(Data tied to figure images)
>> begin

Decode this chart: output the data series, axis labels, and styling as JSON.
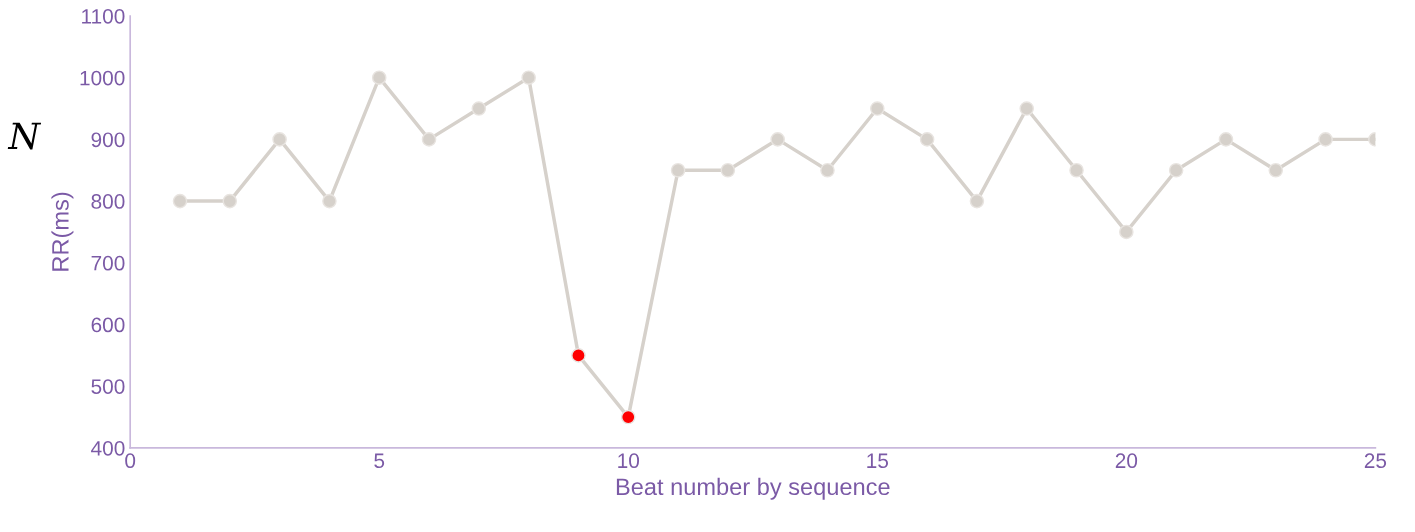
{
  "chart_data": {
    "type": "line",
    "xlabel": "Beat number by sequence",
    "ylabel": "RR(ms)",
    "annotations": [
      "N"
    ],
    "x": [
      1,
      2,
      3,
      4,
      5,
      6,
      7,
      8,
      9,
      10,
      11,
      12,
      13,
      14,
      15,
      16,
      17,
      18,
      19,
      20,
      21,
      22,
      23,
      24,
      25
    ],
    "series": [
      {
        "color": "#d6d1cb",
        "values": [
          800,
          800,
          900,
          800,
          1000,
          900,
          950,
          1000,
          550,
          450,
          850,
          850,
          900,
          850,
          950,
          900,
          800,
          950,
          850,
          750,
          850,
          900,
          850,
          900,
          900
        ],
        "colors": [
          "#d6d1cb",
          "#d6d1cb",
          "#d6d1cb",
          "#d6d1cb",
          "#d6d1cb",
          "#d6d1cb",
          "#d6d1cb",
          "#d6d1cb",
          "#ff0000",
          "#ff0000",
          "#d6d1cb",
          "#d6d1cb",
          "#d6d1cb",
          "#d6d1cb",
          "#d6d1cb",
          "#d6d1cb",
          "#d6d1cb",
          "#d6d1cb",
          "#d6d1cb",
          "#d6d1cb",
          "#d6d1cb",
          "#d6d1cb",
          "#d6d1cb",
          "#d6d1cb",
          "#d6d1cb"
        ]
      }
    ],
    "xlim": [
      0,
      25
    ],
    "xticks": [
      0,
      5,
      10,
      15,
      20,
      25
    ],
    "ylim": [
      400,
      1100
    ],
    "yticks": [
      400,
      500,
      600,
      700,
      800,
      900,
      1000,
      1100
    ],
    "grid": false,
    "legend": false,
    "marker": "circle",
    "line_style": "solid"
  }
}
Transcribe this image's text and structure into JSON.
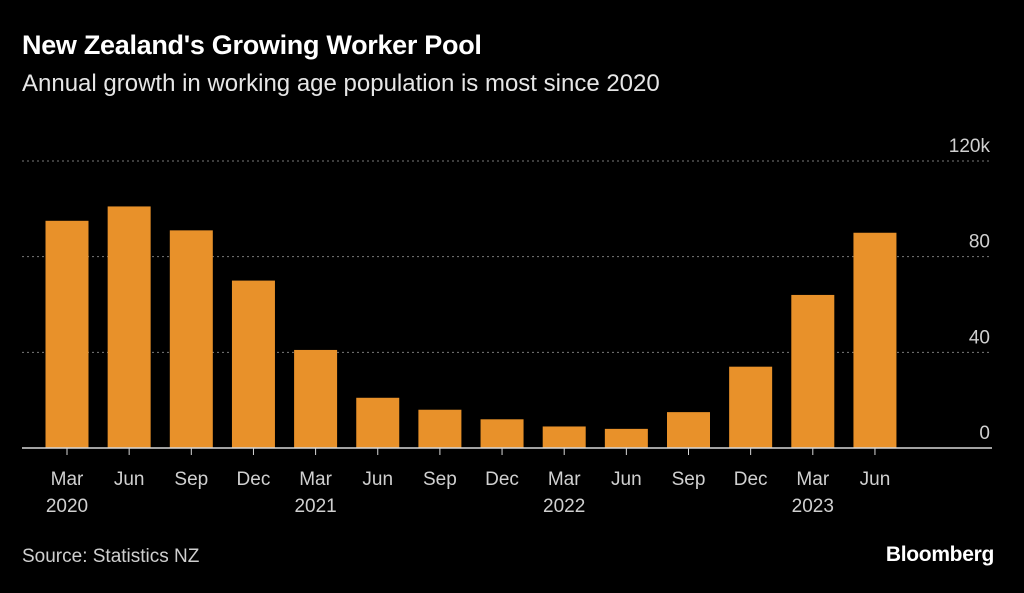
{
  "chart_data": {
    "type": "bar",
    "title": "New Zealand's Growing Worker Pool",
    "subtitle": "Annual growth in working age population is most since 2020",
    "categories": [
      "Mar 2020",
      "Jun 2020",
      "Sep 2020",
      "Dec 2020",
      "Mar 2021",
      "Jun 2021",
      "Sep 2021",
      "Dec 2021",
      "Mar 2022",
      "Jun 2022",
      "Sep 2022",
      "Dec 2022",
      "Mar 2023",
      "Jun 2023"
    ],
    "tick_labels": [
      {
        "month": "Mar",
        "year": "2020"
      },
      {
        "month": "Jun",
        "year": ""
      },
      {
        "month": "Sep",
        "year": ""
      },
      {
        "month": "Dec",
        "year": ""
      },
      {
        "month": "Mar",
        "year": "2021"
      },
      {
        "month": "Jun",
        "year": ""
      },
      {
        "month": "Sep",
        "year": ""
      },
      {
        "month": "Dec",
        "year": ""
      },
      {
        "month": "Mar",
        "year": "2022"
      },
      {
        "month": "Jun",
        "year": ""
      },
      {
        "month": "Sep",
        "year": ""
      },
      {
        "month": "Dec",
        "year": ""
      },
      {
        "month": "Mar",
        "year": "2023"
      },
      {
        "month": "Jun",
        "year": ""
      }
    ],
    "values": [
      95,
      101,
      91,
      70,
      41,
      21,
      16,
      12,
      9,
      8,
      15,
      34,
      64,
      90
    ],
    "ylim": [
      0,
      120
    ],
    "yticks": [
      {
        "value": 0,
        "label": "0"
      },
      {
        "value": 40,
        "label": "40"
      },
      {
        "value": 80,
        "label": "80"
      },
      {
        "value": 120,
        "label": "120k"
      }
    ],
    "xlabel": "",
    "ylabel": "",
    "grid": true,
    "bar_color": "#e8912a"
  },
  "footer": {
    "source": "Source: Statistics NZ",
    "brand": "Bloomberg"
  }
}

>> end

Problem statement.
With the pictures omitted, reproduce the records in full and exactly.

Result of this exercise.
Decode this chart: output the data series, axis labels, and styling as JSON.
{
  "chart_data": {
    "type": "line",
    "xlabel": "Beat number by sequence",
    "ylabel": "RR(ms)",
    "annotations": [
      "N"
    ],
    "x": [
      1,
      2,
      3,
      4,
      5,
      6,
      7,
      8,
      9,
      10,
      11,
      12,
      13,
      14,
      15,
      16,
      17,
      18,
      19,
      20,
      21,
      22,
      23,
      24,
      25
    ],
    "series": [
      {
        "color": "#d6d1cb",
        "values": [
          800,
          800,
          900,
          800,
          1000,
          900,
          950,
          1000,
          550,
          450,
          850,
          850,
          900,
          850,
          950,
          900,
          800,
          950,
          850,
          750,
          850,
          900,
          850,
          900,
          900
        ],
        "colors": [
          "#d6d1cb",
          "#d6d1cb",
          "#d6d1cb",
          "#d6d1cb",
          "#d6d1cb",
          "#d6d1cb",
          "#d6d1cb",
          "#d6d1cb",
          "#ff0000",
          "#ff0000",
          "#d6d1cb",
          "#d6d1cb",
          "#d6d1cb",
          "#d6d1cb",
          "#d6d1cb",
          "#d6d1cb",
          "#d6d1cb",
          "#d6d1cb",
          "#d6d1cb",
          "#d6d1cb",
          "#d6d1cb",
          "#d6d1cb",
          "#d6d1cb",
          "#d6d1cb",
          "#d6d1cb"
        ]
      }
    ],
    "xlim": [
      0,
      25
    ],
    "xticks": [
      0,
      5,
      10,
      15,
      20,
      25
    ],
    "ylim": [
      400,
      1100
    ],
    "yticks": [
      400,
      500,
      600,
      700,
      800,
      900,
      1000,
      1100
    ],
    "grid": false,
    "legend": false,
    "marker": "circle",
    "line_style": "solid"
  }
}
Transcribe this image's text and structure into JSON.
{
  "chart_data": {
    "type": "bar",
    "title": "New Zealand's Growing Worker Pool",
    "subtitle": "Annual growth in working age population is most since 2020",
    "categories": [
      "Mar 2020",
      "Jun 2020",
      "Sep 2020",
      "Dec 2020",
      "Mar 2021",
      "Jun 2021",
      "Sep 2021",
      "Dec 2021",
      "Mar 2022",
      "Jun 2022",
      "Sep 2022",
      "Dec 2022",
      "Mar 2023",
      "Jun 2023"
    ],
    "tick_labels": [
      {
        "month": "Mar",
        "year": "2020"
      },
      {
        "month": "Jun",
        "year": ""
      },
      {
        "month": "Sep",
        "year": ""
      },
      {
        "month": "Dec",
        "year": ""
      },
      {
        "month": "Mar",
        "year": "2021"
      },
      {
        "month": "Jun",
        "year": ""
      },
      {
        "month": "Sep",
        "year": ""
      },
      {
        "month": "Dec",
        "year": ""
      },
      {
        "month": "Mar",
        "year": "2022"
      },
      {
        "month": "Jun",
        "year": ""
      },
      {
        "month": "Sep",
        "year": ""
      },
      {
        "month": "Dec",
        "year": ""
      },
      {
        "month": "Mar",
        "year": "2023"
      },
      {
        "month": "Jun",
        "year": ""
      }
    ],
    "values": [
      95,
      101,
      91,
      70,
      41,
      21,
      16,
      12,
      9,
      8,
      15,
      34,
      64,
      90
    ],
    "ylim": [
      0,
      120
    ],
    "yticks": [
      {
        "value": 0,
        "label": "0"
      },
      {
        "value": 40,
        "label": "40"
      },
      {
        "value": 80,
        "label": "80"
      },
      {
        "value": 120,
        "label": "120k"
      }
    ],
    "xlabel": "",
    "ylabel": "",
    "grid": true,
    "bar_color": "#e8912a"
  },
  "footer": {
    "source": "Source: Statistics NZ",
    "brand": "Bloomberg"
  }
}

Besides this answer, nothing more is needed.